→ What you will do
Reproduce all of the records exactly.

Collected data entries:
━━━━━━

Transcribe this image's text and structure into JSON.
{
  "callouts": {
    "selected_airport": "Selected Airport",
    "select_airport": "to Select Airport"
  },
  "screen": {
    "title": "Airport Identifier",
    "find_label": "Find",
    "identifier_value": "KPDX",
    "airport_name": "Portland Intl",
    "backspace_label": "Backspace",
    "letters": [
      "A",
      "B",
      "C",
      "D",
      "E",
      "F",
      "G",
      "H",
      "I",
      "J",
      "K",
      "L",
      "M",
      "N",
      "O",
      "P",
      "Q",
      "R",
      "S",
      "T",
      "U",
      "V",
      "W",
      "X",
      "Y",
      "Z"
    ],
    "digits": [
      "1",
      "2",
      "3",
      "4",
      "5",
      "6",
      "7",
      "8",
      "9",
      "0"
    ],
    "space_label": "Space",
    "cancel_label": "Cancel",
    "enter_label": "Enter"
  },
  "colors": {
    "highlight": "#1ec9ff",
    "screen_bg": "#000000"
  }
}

━━━━━━

→ Exercise result
Transcribe this image's text and structure into JSON.
{
  "callouts": {
    "selected_airport": "Selected Airport",
    "select_airport": "to Select Airport"
  },
  "screen": {
    "title": "Airport Identifier",
    "find_label": "Find",
    "identifier_value": "KPDX",
    "airport_name": "Portland Intl",
    "backspace_label": "Backspace",
    "letters": [
      "A",
      "B",
      "C",
      "D",
      "E",
      "F",
      "G",
      "H",
      "I",
      "J",
      "K",
      "L",
      "M",
      "N",
      "O",
      "P",
      "Q",
      "R",
      "S",
      "T",
      "U",
      "V",
      "W",
      "X",
      "Y",
      "Z"
    ],
    "digits": [
      "1",
      "2",
      "3",
      "4",
      "5",
      "6",
      "7",
      "8",
      "9",
      "0"
    ],
    "space_label": "Space",
    "cancel_label": "Cancel",
    "enter_label": "Enter"
  },
  "colors": {
    "highlight": "#1ec9ff",
    "screen_bg": "#000000"
  }
}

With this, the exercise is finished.